(Data listing)

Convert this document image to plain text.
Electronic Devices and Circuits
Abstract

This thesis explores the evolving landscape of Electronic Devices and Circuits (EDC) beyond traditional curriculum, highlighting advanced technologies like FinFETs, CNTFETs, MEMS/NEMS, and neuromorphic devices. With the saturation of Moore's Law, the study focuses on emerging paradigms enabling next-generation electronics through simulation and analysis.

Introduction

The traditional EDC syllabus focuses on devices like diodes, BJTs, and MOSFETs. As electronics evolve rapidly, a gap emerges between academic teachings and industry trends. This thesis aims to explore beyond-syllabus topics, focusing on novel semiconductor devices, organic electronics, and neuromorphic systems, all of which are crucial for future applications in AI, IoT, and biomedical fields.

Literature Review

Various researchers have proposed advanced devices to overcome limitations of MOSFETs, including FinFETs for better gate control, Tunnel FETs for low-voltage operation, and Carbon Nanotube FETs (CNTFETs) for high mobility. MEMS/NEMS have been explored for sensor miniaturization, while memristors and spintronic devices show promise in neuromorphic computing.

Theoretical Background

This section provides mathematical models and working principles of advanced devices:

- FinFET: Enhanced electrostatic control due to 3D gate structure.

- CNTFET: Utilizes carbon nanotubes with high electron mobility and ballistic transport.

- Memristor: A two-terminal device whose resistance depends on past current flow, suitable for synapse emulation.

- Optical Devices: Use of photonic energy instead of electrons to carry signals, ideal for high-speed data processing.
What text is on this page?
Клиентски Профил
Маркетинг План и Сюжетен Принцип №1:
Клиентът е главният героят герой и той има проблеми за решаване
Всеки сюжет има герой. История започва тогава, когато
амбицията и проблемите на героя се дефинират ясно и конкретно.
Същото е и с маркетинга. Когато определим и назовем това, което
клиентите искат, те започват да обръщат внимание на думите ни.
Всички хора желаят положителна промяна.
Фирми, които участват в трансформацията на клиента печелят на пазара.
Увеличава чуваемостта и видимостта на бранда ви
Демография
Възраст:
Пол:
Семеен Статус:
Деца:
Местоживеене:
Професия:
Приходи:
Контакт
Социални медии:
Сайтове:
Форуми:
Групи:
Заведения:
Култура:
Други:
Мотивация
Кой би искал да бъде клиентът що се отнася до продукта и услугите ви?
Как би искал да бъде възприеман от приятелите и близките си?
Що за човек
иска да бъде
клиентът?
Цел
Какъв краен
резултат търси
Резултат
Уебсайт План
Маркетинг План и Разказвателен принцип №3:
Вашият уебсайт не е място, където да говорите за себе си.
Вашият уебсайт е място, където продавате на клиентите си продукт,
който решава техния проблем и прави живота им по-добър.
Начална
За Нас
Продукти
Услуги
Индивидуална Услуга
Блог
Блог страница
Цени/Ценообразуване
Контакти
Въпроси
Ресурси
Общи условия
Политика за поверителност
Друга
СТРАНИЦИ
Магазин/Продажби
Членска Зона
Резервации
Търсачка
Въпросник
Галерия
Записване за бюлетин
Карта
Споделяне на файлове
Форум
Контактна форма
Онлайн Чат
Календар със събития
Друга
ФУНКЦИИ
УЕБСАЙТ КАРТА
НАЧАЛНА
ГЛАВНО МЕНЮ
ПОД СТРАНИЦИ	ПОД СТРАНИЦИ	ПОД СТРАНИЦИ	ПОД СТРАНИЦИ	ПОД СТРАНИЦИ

GOAL: Transcribe all lines as written.

SOLVED PROBLEM:
Convert this document image to plain text.
Electronic Devices and Circuits
Abstract

This thesis explores the evolving landscape of Electronic Devices and Circuits (EDC) beyond traditional curriculum, highlighting advanced technologies like FinFETs, CNTFETs, MEMS/NEMS, and neuromorphic devices. With the saturation of Moore's Law, the study focuses on emerging paradigms enabling next-generation electronics through simulation and analysis.

Introduction

The traditional EDC syllabus focuses on devices like diodes, BJTs, and MOSFETs. As electronics evolve rapidly, a gap emerges between academic teachings and industry trends. This thesis aims to explore beyond-syllabus topics, focusing on novel semiconductor devices, organic electronics, and neuromorphic systems, all of which are crucial for future applications in AI, IoT, and biomedical fields.

Literature Review

Various researchers have proposed advanced devices to overcome limitations of MOSFETs, including FinFETs for better gate control, Tunnel FETs for low-voltage operation, and Carbon Nanotube FETs (CNTFETs) for high mobility. MEMS/NEMS have been explored for sensor miniaturization, while memristors and spintronic devices show promise in neuromorphic computing.

Theoretical Background

This section provides mathematical models and working principles of advanced devices:

- FinFET: Enhanced electrostatic control due to 3D gate structure.

- CNTFET: Utilizes carbon nanotubes with high electron mobility and ballistic transport.

- Memristor: A two-terminal device whose resistance depends on past current flow, suitable for synapse emulation.

- Optical Devices: Use of photonic energy instead of electrons to carry signals, ideal for high-speed data processing.
What text is on this page?
Клиентски Профил
Маркетинг План и Сюжетен Принцип №1:
Клиентът е главният героят герой и той има проблеми за решаване
Всеки сюжет има герой. История започва тогава, когато
амбицията и проблемите на героя се дефинират ясно и конкретно.
Същото е и с маркетинга. Когато определим и назовем това, което
клиентите искат, те започват да обръщат внимание на думите ни.
Всички хора желаят положителна промяна.
Фирми, които участват в трансформацията на клиента печелят на пазара.
Увеличава чуваемостта и видимостта на бранда ви
Демография
Възраст:
Пол:
Семеен Статус:
Деца:
Местоживеене:
Професия:
Приходи:
Контакт
Социални медии:
Сайтове:
Форуми:
Групи:
Заведения:
Култура:
Други:
Мотивация
Кой би искал да бъде клиентът що се отнася до продукта и услугите ви?
Как би искал да бъде възприеман от приятелите и близките си?
Що за човек
иска да бъде
клиентът?
Цел
Какъв краен
резултат търси
Резултат
Уебсайт План
Маркетинг План и Разказвателен принцип №3:
Вашият уебсайт не е място, където да говорите за себе си.
Вашият уебсайт е място, където продавате на клиентите си продукт,
който решава техния проблем и прави живота им по-добър.
Начална
За Нас
Продукти
Услуги
Индивидуална Услуга
Блог
Блог страница
Цени/Ценообразуване
Контакти
Въпроси
Ресурси
Общи условия
Политика за поверителност
Друга
СТРАНИЦИ
Магазин/Продажби
Членска Зона
Резервации
Търсачка
Въпросник
Галерия
Записване за бюлетин
Карта
Споделяне на файлове
Форум
Контактна форма
Онлайн Чат
Календар със събития
Друга
ФУНКЦИИ
УЕБСАЙТ КАРТА
НАЧАЛНА
ГЛАВНО МЕНЮ
ПОД СТРАНИЦИ	ПОД СТРАНИЦИ	ПОД СТРАНИЦИ	ПОД СТРАНИЦИ	ПОД СТРАНИЦИ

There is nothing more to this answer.